--- BEGIN Extracted data ---

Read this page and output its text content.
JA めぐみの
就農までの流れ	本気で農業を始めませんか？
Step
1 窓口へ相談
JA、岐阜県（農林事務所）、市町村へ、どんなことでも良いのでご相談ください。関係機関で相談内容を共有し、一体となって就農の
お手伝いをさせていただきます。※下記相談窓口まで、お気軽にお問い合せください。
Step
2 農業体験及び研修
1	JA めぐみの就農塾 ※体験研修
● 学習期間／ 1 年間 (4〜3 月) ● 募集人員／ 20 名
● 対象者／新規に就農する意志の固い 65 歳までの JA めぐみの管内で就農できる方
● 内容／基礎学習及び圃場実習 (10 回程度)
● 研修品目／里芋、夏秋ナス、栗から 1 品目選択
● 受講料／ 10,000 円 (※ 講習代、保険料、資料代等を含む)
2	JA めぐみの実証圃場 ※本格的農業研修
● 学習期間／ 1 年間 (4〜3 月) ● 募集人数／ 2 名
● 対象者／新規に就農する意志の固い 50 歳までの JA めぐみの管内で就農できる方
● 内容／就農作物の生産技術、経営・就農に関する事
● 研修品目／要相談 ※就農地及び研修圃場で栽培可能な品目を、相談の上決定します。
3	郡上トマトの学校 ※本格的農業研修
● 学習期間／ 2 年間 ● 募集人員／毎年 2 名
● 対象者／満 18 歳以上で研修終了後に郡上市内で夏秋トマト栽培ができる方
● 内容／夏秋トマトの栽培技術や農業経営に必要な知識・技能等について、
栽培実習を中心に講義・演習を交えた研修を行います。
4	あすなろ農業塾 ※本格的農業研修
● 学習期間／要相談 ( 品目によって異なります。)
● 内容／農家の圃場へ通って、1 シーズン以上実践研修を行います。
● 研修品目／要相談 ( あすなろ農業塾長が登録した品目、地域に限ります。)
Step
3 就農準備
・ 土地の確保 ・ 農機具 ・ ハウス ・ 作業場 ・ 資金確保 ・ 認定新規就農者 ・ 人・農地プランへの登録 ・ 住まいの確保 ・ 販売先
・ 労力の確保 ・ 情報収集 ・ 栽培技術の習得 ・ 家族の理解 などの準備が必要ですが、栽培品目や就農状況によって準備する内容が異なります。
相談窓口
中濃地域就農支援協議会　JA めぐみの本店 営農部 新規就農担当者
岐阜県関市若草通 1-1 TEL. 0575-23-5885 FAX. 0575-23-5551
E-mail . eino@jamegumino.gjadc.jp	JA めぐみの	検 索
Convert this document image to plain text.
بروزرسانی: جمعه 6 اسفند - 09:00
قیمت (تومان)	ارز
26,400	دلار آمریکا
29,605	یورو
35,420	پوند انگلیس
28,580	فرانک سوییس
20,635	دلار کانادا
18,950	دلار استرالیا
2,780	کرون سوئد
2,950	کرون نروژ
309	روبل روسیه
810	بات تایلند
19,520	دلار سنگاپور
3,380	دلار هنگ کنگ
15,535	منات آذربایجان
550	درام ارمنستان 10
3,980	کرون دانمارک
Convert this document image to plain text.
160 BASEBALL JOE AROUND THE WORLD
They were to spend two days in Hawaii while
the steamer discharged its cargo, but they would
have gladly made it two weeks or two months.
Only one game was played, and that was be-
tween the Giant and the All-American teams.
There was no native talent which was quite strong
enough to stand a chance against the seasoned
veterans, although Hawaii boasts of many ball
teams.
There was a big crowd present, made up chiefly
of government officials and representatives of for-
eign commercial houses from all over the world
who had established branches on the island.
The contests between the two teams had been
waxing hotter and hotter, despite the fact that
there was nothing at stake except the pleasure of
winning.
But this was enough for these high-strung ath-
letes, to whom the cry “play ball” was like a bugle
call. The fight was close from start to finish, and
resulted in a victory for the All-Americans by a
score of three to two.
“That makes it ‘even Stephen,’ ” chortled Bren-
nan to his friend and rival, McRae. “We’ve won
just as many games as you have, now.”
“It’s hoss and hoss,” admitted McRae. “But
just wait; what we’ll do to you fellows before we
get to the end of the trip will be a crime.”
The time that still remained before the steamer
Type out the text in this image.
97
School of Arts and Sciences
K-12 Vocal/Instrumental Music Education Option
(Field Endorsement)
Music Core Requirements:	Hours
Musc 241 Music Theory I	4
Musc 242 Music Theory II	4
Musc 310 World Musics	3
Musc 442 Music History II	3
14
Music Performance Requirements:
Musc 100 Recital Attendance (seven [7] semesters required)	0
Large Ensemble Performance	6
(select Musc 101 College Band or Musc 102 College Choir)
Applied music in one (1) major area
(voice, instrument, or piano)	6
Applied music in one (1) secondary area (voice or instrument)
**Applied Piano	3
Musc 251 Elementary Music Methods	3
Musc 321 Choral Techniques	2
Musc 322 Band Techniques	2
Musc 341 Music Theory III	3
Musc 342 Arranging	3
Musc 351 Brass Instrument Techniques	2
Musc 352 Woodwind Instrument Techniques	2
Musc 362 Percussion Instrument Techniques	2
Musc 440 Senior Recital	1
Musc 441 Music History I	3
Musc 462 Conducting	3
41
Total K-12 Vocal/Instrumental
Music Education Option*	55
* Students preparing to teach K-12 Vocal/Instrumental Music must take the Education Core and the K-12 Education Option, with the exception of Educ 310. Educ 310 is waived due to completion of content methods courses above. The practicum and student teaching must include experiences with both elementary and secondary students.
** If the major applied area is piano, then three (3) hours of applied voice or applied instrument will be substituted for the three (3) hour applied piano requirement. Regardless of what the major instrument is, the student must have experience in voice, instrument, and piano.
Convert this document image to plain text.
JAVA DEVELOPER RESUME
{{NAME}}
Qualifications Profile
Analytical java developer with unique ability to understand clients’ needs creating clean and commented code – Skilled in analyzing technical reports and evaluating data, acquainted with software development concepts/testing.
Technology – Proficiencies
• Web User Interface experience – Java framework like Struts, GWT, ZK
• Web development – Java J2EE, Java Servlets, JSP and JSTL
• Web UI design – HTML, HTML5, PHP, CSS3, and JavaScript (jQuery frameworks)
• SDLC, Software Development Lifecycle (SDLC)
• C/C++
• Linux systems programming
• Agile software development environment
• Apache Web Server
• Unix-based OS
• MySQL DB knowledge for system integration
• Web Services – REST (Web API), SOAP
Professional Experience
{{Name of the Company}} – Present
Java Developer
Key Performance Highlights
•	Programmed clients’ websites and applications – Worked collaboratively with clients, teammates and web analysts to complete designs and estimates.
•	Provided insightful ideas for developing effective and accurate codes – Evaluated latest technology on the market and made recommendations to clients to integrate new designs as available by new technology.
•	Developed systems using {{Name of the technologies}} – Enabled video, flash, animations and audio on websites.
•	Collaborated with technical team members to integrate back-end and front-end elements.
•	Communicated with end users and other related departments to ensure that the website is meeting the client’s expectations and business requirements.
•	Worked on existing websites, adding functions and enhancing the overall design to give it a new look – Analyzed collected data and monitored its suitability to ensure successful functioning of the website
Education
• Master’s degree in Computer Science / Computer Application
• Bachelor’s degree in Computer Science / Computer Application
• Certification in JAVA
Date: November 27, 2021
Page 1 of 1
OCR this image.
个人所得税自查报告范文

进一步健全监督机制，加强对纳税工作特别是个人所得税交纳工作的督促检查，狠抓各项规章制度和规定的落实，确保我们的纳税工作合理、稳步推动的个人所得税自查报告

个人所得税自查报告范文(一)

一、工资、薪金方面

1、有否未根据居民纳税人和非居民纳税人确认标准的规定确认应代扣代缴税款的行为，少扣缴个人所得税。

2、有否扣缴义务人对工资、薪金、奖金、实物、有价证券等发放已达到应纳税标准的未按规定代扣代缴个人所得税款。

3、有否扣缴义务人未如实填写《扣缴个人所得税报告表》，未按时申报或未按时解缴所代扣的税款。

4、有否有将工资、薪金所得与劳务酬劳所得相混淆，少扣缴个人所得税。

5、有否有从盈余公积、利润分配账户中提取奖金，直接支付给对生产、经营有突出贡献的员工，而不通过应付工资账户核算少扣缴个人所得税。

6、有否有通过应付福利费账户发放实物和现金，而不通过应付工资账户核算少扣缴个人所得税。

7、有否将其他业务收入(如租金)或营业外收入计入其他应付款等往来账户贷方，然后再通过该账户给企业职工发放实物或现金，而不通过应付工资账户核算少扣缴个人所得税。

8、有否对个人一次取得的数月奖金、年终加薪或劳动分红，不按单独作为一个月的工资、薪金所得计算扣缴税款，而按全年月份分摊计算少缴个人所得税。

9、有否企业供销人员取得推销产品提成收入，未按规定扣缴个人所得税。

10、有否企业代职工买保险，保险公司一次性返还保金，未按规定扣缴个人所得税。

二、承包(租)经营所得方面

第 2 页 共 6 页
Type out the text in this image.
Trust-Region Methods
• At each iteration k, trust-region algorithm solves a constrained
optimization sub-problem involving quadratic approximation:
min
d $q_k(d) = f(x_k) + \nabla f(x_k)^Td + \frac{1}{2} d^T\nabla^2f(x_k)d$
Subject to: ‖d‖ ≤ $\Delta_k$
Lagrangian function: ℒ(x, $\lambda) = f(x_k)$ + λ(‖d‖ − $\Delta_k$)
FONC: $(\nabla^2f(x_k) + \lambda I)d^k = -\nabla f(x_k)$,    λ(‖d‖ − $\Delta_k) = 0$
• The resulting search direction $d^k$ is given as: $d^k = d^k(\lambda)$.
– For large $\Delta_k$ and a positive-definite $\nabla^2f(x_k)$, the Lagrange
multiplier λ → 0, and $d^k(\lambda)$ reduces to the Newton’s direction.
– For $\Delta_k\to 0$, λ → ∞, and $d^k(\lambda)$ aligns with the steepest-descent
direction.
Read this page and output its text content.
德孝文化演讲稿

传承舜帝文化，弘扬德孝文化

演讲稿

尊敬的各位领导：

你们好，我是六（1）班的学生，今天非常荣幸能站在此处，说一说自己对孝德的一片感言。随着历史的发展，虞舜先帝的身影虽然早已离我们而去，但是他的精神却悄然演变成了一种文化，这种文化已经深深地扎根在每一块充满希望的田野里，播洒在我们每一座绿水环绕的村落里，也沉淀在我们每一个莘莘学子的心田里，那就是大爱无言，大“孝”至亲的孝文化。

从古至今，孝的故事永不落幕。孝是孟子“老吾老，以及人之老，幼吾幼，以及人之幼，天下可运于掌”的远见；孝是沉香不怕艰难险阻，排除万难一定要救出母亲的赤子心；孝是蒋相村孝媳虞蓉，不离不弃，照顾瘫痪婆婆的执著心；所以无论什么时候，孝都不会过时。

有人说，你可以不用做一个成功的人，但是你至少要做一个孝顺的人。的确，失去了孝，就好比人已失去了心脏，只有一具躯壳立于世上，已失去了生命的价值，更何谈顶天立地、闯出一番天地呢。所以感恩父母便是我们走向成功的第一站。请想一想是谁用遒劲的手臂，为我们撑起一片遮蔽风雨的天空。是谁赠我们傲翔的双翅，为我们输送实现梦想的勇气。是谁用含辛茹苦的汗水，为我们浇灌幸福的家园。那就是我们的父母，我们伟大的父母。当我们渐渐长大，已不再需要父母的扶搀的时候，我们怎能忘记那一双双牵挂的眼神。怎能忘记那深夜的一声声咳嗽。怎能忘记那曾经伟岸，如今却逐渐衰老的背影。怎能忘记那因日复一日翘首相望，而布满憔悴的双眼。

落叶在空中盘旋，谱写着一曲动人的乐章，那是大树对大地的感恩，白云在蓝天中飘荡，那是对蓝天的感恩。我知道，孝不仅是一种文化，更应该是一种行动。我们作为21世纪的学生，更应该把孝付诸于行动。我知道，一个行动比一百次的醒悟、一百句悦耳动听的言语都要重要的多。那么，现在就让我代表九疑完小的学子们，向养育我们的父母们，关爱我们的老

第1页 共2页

--- END Extracted data ---

To be done:
Find the lines containing "nabla" and pull them out.

The response:
d $q_k(d) = f(x_k) + \nabla f(x_k)^Td + \frac{1}{2} d^T\nabla^2f(x_k)d$
FONC: $(\nabla^2f(x_k) + \lambda I)d^k = -\nabla f(x_k)$,    λ(‖d‖ − $\Delta_k) = 0$
– For large $\Delta_k$ and a positive-definite $\nabla^2f(x_k)$, the Lagrange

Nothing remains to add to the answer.